[Exercise]: The data below must be copied in full and without any change.
——————————
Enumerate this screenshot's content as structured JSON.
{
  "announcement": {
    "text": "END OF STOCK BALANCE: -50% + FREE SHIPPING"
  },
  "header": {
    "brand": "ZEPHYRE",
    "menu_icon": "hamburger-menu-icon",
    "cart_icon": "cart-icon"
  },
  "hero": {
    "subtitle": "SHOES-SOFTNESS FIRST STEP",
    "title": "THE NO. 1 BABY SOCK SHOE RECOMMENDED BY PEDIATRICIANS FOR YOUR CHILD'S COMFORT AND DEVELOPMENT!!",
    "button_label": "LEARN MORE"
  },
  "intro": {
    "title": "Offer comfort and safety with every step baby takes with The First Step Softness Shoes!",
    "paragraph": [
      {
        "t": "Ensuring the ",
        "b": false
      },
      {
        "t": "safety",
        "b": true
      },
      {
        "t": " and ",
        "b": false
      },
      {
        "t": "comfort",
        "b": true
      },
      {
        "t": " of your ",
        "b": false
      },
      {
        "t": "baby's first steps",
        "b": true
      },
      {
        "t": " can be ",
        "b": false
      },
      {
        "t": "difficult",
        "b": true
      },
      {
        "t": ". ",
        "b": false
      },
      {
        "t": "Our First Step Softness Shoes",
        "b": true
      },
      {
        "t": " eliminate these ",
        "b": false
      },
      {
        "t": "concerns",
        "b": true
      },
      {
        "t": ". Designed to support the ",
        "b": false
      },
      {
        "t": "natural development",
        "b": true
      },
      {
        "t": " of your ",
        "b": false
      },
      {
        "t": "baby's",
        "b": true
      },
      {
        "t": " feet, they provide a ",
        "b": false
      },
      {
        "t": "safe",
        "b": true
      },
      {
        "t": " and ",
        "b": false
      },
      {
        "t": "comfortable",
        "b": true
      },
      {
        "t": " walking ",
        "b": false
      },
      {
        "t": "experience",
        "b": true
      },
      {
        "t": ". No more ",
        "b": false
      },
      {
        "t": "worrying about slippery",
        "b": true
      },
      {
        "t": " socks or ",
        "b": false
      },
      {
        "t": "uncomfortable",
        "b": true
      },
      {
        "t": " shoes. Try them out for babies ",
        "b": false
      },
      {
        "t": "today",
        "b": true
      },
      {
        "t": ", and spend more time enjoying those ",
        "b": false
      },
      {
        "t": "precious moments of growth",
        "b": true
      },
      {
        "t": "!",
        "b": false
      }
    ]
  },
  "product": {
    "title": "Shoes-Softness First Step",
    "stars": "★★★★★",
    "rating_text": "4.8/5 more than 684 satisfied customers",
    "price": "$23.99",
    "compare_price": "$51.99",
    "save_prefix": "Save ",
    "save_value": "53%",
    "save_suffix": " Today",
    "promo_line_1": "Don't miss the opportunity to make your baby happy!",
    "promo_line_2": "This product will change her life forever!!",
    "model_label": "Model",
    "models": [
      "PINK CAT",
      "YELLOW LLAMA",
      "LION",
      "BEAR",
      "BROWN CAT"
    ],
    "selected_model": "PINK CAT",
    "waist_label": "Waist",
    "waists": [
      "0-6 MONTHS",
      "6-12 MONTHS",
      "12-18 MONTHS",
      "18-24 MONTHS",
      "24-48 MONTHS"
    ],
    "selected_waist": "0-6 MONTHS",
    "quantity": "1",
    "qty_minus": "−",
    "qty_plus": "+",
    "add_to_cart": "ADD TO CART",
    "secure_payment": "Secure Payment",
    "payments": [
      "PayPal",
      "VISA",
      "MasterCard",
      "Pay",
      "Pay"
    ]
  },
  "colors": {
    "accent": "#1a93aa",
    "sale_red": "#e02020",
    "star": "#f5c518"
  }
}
——————————
[Answer to this exercise]:
Enumerate this screenshot's content as structured JSON.
{
  "announcement": {
    "text": "END OF STOCK BALANCE: -50% + FREE SHIPPING"
  },
  "header": {
    "brand": "ZEPHYRE",
    "menu_icon": "hamburger-menu-icon",
    "cart_icon": "cart-icon"
  },
  "hero": {
    "subtitle": "SHOES-SOFTNESS FIRST STEP",
    "title": "THE NO. 1 BABY SOCK SHOE RECOMMENDED BY PEDIATRICIANS FOR YOUR CHILD'S COMFORT AND DEVELOPMENT!!",
    "button_label": "LEARN MORE"
  },
  "intro": {
    "title": "Offer comfort and safety with every step baby takes with The First Step Softness Shoes!",
    "paragraph": [
      {
        "t": "Ensuring the ",
        "b": false
      },
      {
        "t": "safety",
        "b": true
      },
      {
        "t": " and ",
        "b": false
      },
      {
        "t": "comfort",
        "b": true
      },
      {
        "t": " of your ",
        "b": false
      },
      {
        "t": "baby's first steps",
        "b": true
      },
      {
        "t": " can be ",
        "b": false
      },
      {
        "t": "difficult",
        "b": true
      },
      {
        "t": ". ",
        "b": false
      },
      {
        "t": "Our First Step Softness Shoes",
        "b": true
      },
      {
        "t": " eliminate these ",
        "b": false
      },
      {
        "t": "concerns",
        "b": true
      },
      {
        "t": ". Designed to support the ",
        "b": false
      },
      {
        "t": "natural development",
        "b": true
      },
      {
        "t": " of your ",
        "b": false
      },
      {
        "t": "baby's",
        "b": true
      },
      {
        "t": " feet, they provide a ",
        "b": false
      },
      {
        "t": "safe",
        "b": true
      },
      {
        "t": " and ",
        "b": false
      },
      {
        "t": "comfortable",
        "b": true
      },
      {
        "t": " walking ",
        "b": false
      },
      {
        "t": "experience",
        "b": true
      },
      {
        "t": ". No more ",
        "b": false
      },
      {
        "t": "worrying about slippery",
        "b": true
      },
      {
        "t": " socks or ",
        "b": false
      },
      {
        "t": "uncomfortable",
        "b": true
      },
      {
        "t": " shoes. Try them out for babies ",
        "b": false
      },
      {
        "t": "today",
        "b": true
      },
      {
        "t": ", and spend more time enjoying those ",
        "b": false
      },
      {
        "t": "precious moments of growth",
        "b": true
      },
      {
        "t": "!",
        "b": false
      }
    ]
  },
  "product": {
    "title": "Shoes-Softness First Step",
    "stars": "★★★★★",
    "rating_text": "4.8/5 more than 684 satisfied customers",
    "price": "$23.99",
    "compare_price": "$51.99",
    "save_prefix": "Save ",
    "save_value": "53%",
    "save_suffix": " Today",
    "promo_line_1": "Don't miss the opportunity to make your baby happy!",
    "promo_line_2": "This product will change her life forever!!",
    "model_label": "Model",
    "models": [
      "PINK CAT",
      "YELLOW LLAMA",
      "LION",
      "BEAR",
      "BROWN CAT"
    ],
    "selected_model": "PINK CAT",
    "waist_label": "Waist",
    "waists": [
      "0-6 MONTHS",
      "6-12 MONTHS",
      "12-18 MONTHS",
      "18-24 MONTHS",
      "24-48 MONTHS"
    ],
    "selected_waist": "0-6 MONTHS",
    "quantity": "1",
    "qty_minus": "−",
    "qty_plus": "+",
    "add_to_cart": "ADD TO CART",
    "secure_payment": "Secure Payment",
    "payments": [
      "PayPal",
      "VISA",
      "MasterCard",
      "Pay",
      "Pay"
    ]
  },
  "colors": {
    "accent": "#1a93aa",
    "sale_red": "#e02020",
    "star": "#f5c518"
  }
}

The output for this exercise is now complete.